Request ▸
Check each line of the listing for the string "xlabel", count the lines that have it, and answer with that number only.

Excerpt from a dataset
┄┄┄┄┄┄┄┄┄┄

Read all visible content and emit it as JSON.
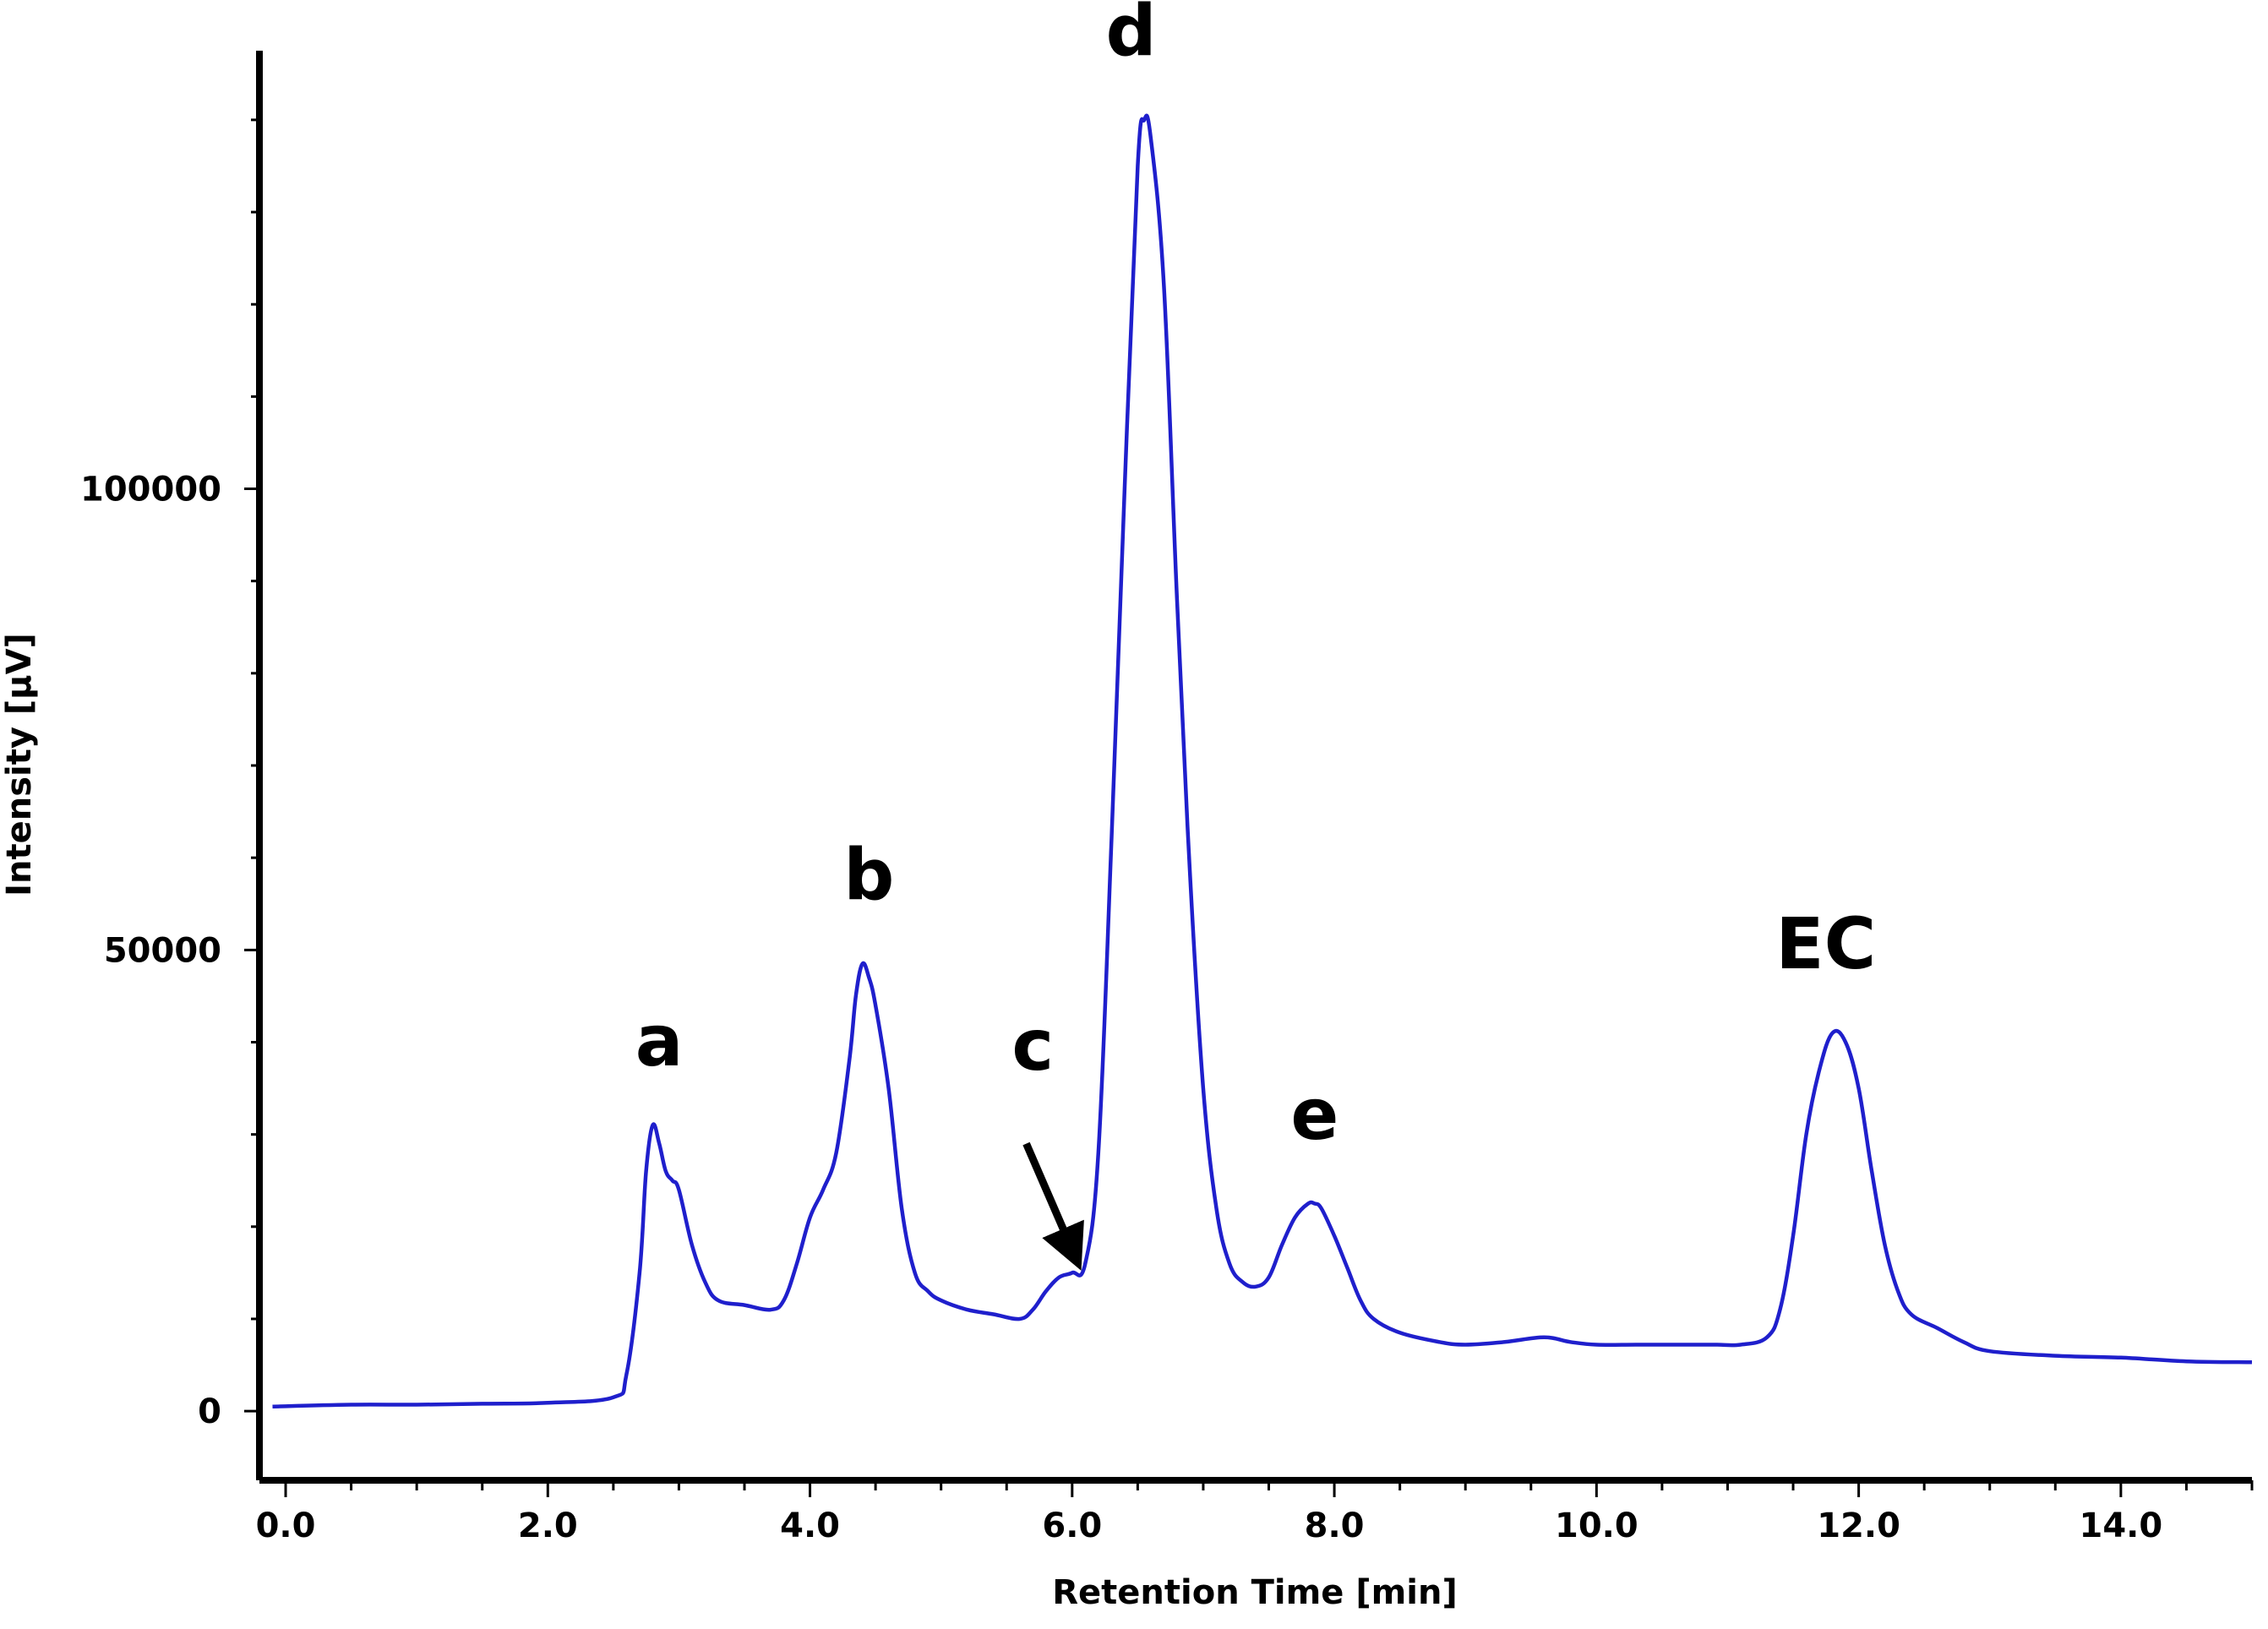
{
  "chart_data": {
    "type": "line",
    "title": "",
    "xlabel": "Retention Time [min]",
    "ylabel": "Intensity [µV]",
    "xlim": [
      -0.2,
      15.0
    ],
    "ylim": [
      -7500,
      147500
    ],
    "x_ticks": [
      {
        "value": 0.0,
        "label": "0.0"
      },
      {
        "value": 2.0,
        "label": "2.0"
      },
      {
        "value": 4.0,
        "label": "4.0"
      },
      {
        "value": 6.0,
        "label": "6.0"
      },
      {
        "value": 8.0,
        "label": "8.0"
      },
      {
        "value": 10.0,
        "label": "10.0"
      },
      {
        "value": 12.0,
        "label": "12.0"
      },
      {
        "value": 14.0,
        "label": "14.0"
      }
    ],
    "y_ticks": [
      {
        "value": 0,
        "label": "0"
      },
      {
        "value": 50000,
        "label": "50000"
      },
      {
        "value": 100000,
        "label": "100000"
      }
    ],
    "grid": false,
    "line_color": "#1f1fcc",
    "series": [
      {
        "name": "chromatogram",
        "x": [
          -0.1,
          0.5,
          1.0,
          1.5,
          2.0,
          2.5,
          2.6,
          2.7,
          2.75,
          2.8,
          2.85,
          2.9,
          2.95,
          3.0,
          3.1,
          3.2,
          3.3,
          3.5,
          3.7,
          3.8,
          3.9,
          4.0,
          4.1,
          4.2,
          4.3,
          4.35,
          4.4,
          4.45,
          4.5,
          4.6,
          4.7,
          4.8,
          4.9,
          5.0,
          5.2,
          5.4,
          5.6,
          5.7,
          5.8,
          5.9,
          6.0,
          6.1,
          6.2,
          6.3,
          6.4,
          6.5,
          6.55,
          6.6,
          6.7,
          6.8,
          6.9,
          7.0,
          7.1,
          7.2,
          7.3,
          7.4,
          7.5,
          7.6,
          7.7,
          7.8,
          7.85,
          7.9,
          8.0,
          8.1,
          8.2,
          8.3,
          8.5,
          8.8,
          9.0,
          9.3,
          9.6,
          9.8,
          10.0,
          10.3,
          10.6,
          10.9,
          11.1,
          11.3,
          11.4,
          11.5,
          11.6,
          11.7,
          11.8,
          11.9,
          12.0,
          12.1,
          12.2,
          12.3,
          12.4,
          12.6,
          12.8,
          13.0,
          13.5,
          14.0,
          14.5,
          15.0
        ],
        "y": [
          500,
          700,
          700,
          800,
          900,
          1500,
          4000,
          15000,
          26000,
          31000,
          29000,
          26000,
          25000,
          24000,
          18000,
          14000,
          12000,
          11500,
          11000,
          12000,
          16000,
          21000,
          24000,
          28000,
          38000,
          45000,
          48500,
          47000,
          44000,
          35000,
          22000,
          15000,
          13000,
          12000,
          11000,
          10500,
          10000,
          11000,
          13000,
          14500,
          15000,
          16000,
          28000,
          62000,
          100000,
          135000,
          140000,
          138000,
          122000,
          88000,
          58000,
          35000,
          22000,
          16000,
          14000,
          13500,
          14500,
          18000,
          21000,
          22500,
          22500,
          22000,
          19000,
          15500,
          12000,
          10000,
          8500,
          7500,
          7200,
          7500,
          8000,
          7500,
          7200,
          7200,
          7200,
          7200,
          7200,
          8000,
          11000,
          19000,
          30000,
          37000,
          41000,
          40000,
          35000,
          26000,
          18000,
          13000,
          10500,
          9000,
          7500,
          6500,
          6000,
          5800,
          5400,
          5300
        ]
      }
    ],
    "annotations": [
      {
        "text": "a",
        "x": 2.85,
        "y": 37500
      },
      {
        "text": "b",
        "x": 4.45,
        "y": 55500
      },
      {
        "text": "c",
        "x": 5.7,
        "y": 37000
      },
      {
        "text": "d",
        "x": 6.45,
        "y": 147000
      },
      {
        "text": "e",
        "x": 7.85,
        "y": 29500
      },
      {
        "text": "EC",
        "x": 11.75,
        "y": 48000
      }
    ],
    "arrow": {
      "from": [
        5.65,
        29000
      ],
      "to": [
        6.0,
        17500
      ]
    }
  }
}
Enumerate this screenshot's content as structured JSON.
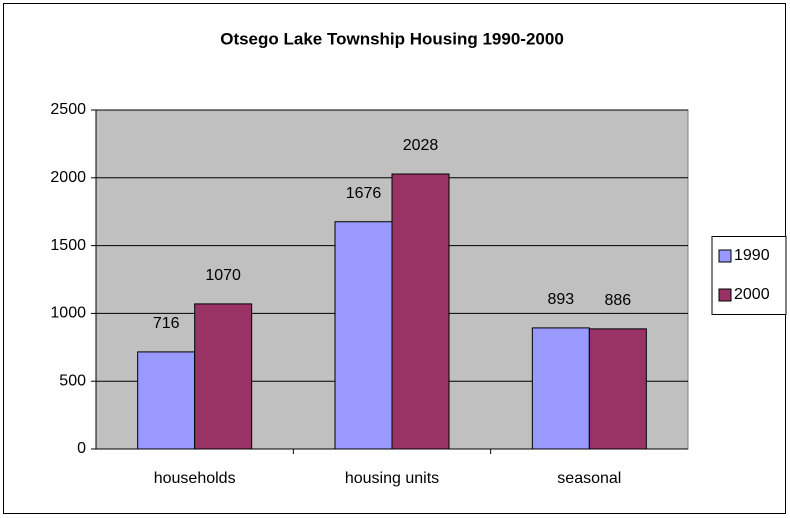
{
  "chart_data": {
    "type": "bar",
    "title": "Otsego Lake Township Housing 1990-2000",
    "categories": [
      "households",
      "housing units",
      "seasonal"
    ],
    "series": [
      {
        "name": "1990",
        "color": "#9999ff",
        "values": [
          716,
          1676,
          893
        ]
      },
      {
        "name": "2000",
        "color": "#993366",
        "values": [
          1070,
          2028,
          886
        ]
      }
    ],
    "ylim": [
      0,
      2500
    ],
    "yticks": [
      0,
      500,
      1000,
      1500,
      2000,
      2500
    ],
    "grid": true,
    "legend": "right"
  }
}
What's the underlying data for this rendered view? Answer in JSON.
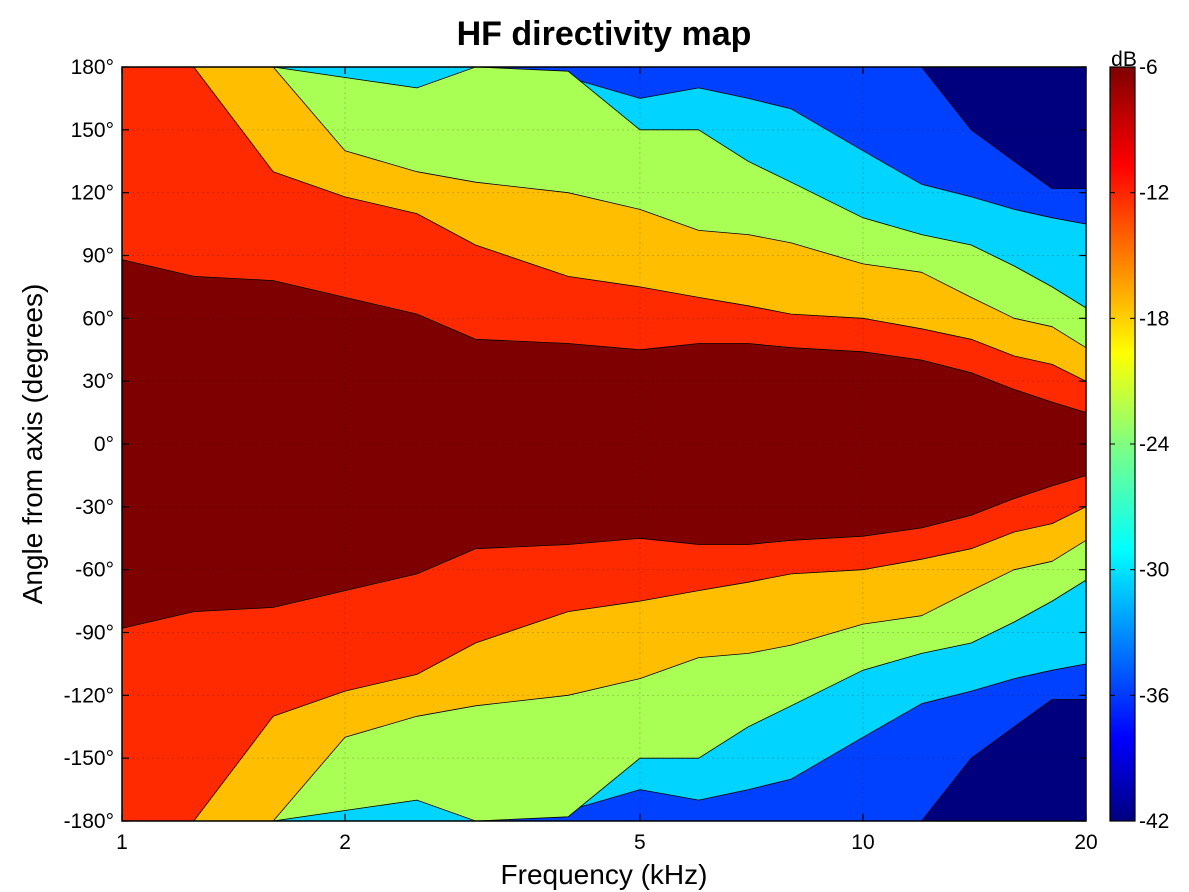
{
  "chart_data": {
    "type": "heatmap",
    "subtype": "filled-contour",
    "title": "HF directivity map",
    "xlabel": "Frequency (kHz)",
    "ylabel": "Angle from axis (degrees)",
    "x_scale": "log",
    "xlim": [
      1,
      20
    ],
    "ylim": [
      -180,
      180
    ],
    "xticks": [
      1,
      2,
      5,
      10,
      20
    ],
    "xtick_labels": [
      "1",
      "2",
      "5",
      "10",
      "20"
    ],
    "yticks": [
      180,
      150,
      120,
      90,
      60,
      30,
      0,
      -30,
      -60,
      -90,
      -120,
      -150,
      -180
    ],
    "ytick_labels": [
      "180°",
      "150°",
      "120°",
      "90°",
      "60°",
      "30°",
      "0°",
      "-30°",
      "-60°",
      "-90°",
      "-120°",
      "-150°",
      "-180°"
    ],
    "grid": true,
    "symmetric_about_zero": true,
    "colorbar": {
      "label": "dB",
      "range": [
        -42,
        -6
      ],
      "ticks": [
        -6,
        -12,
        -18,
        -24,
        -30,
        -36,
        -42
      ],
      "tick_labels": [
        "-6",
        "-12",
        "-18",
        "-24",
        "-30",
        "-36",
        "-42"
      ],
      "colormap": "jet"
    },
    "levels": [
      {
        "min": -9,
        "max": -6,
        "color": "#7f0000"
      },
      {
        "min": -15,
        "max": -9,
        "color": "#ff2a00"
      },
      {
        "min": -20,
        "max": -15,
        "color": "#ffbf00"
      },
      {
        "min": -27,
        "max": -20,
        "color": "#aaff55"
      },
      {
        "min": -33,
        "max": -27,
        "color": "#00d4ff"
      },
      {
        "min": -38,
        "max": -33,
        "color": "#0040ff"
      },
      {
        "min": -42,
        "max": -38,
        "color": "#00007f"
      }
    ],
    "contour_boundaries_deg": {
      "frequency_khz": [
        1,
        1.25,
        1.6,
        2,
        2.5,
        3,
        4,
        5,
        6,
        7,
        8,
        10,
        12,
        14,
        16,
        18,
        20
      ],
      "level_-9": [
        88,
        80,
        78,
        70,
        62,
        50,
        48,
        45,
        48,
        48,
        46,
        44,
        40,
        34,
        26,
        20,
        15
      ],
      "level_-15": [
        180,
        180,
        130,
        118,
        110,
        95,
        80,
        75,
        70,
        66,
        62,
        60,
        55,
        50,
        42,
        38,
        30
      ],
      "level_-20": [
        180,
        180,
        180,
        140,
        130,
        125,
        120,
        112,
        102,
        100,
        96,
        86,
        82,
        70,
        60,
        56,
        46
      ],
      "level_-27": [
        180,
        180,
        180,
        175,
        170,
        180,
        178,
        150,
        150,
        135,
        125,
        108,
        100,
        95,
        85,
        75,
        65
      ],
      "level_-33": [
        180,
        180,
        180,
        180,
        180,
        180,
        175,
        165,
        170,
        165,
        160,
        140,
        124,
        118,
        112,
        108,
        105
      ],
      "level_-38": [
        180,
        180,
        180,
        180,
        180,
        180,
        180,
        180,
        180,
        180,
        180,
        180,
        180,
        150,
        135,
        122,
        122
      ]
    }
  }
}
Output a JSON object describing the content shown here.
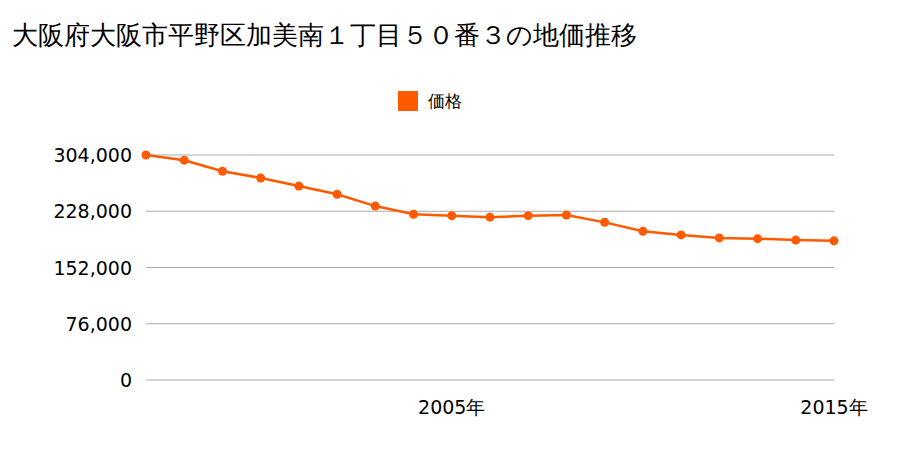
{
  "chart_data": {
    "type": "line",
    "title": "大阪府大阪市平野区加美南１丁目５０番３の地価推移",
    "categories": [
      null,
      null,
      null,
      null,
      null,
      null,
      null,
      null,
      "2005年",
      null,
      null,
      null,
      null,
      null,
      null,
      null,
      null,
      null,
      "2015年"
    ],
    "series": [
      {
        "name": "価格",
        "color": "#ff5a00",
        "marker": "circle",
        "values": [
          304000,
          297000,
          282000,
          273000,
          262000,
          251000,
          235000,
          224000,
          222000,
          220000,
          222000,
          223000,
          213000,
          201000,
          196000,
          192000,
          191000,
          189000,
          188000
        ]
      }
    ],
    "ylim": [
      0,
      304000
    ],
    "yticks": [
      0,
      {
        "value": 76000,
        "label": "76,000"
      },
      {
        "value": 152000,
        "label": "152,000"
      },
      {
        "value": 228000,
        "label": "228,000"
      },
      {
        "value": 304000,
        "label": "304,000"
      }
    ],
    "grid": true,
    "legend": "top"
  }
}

┄┄┄┄┄┄┄┄┄┄

Output of the exercise ▸
2